● Aim of the exercise:
Edit everything from the line containing "swatch-50mm-stripe-right bbox=[384, 459, 391, 550]" down to the line containing "swatch-50mm-stripe-left bbox=[308, 459, 315, 550]" by replacing "stripe" with "band", and give back only those lines with everything else unchanged.
--- Start ---
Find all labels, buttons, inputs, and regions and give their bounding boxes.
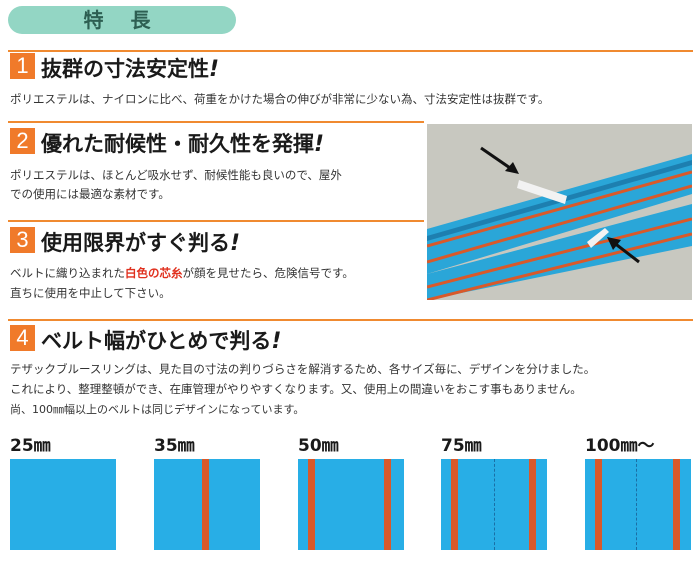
swatch-50mm-stripe-right bbox=[384, 459, 391, 550]
swatch-100mm-dash-center bbox=[636, 459, 637, 550]
swatch-75mm bbox=[441, 459, 547, 550]
swatch-100mm-stripe-right bbox=[673, 459, 680, 550]
header-title: 特 長 bbox=[83, 8, 161, 32]
section-3-mark: ! bbox=[230, 231, 241, 256]
swatch-50mm-stripe-left bbox=[308, 459, 315, 550]
section-2-title: 優れた耐候性・耐久性を発揮! bbox=[41, 132, 325, 157]
size-label-25: 25㎜ bbox=[10, 436, 51, 456]
section-1-number: 1 bbox=[10, 53, 35, 79]
swatch-35mm-stripe-center bbox=[202, 459, 209, 550]
section-1-mark: ! bbox=[209, 57, 220, 82]
header-pill: 特 長 bbox=[8, 6, 236, 34]
swatch-100mm-stripe-left bbox=[595, 459, 602, 550]
size-label-100: 100㎜〜 bbox=[585, 436, 655, 456]
section-4-text-line-1: テザックブルースリングは、見た目の寸法の判りづらさを解消するため、各サイズ毎に、… bbox=[10, 362, 596, 376]
swatch-25mm bbox=[10, 459, 116, 550]
section-3-text-line-2: 直ちに使用を中止して下さい。 bbox=[10, 286, 171, 300]
size-label-75: 75㎜ bbox=[441, 436, 482, 456]
section-2-mark: ! bbox=[314, 132, 325, 157]
section-1-title: 抜群の寸法安定性! bbox=[41, 57, 220, 82]
section-3-rule bbox=[8, 220, 424, 222]
section-2-text-line-1: ポリエステルは、ほとんど吸水せず、耐候性能も良いので、屋外 bbox=[10, 168, 342, 182]
swatch-75mm-dash-center bbox=[494, 459, 495, 550]
swatch-35mm bbox=[154, 459, 260, 550]
swatch-50mm bbox=[298, 459, 404, 550]
swatch-100mm bbox=[585, 459, 691, 550]
swatch-75mm-stripe-left bbox=[451, 459, 458, 550]
section-4-text-line-3: 尚、100㎜幅以上のベルトは同じデザインになっています。 bbox=[10, 403, 305, 416]
section-1-rule bbox=[8, 50, 693, 52]
section-2-text-line-2: での使用には最適な素材です。 bbox=[10, 187, 170, 201]
section-2-rule bbox=[8, 121, 424, 123]
size-label-35: 35㎜ bbox=[154, 436, 195, 456]
section-4-mark: ! bbox=[271, 329, 282, 354]
white-core-highlight: 白色の芯糸 bbox=[125, 266, 183, 280]
section-4-text-line-2: これにより、整理整頓ができ、在庫管理がやりやすくなります。又、使用上の間違いをお… bbox=[10, 382, 582, 396]
swatch-75mm-stripe-right bbox=[529, 459, 536, 550]
section-2-number: 2 bbox=[10, 128, 35, 154]
sling-belt-photo bbox=[427, 124, 692, 300]
section-4-number: 4 bbox=[10, 325, 35, 351]
section-3-title: 使用限界がすぐ判る! bbox=[41, 231, 241, 256]
section-4-rule bbox=[8, 319, 693, 321]
section-1-text: ポリエステルは、ナイロンに比べ、荷重をかけた場合の伸びが非常に少ない為、寸法安定… bbox=[10, 92, 550, 106]
sling-belt-illustration bbox=[427, 124, 692, 300]
section-3-number: 3 bbox=[10, 227, 35, 253]
size-label-50: 50㎜ bbox=[298, 436, 339, 456]
section-3-text-line-1: ベルトに織り込まれた白色の芯糸が顔を見せたら、危険信号です。 bbox=[10, 266, 354, 280]
section-4-title: ベルト幅がひとめで判る! bbox=[41, 329, 282, 354]
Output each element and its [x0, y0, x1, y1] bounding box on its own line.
--- End ---
● Full response:
swatch-50mm-band-right bbox=[384, 459, 391, 550]
swatch-100mm-dash-center bbox=[636, 459, 637, 550]
swatch-75mm bbox=[441, 459, 547, 550]
swatch-100mm-band-right bbox=[673, 459, 680, 550]
header-title: 特 長 bbox=[83, 8, 161, 32]
section-3-mark: ! bbox=[230, 231, 241, 256]
swatch-50mm-band-left bbox=[308, 459, 315, 550]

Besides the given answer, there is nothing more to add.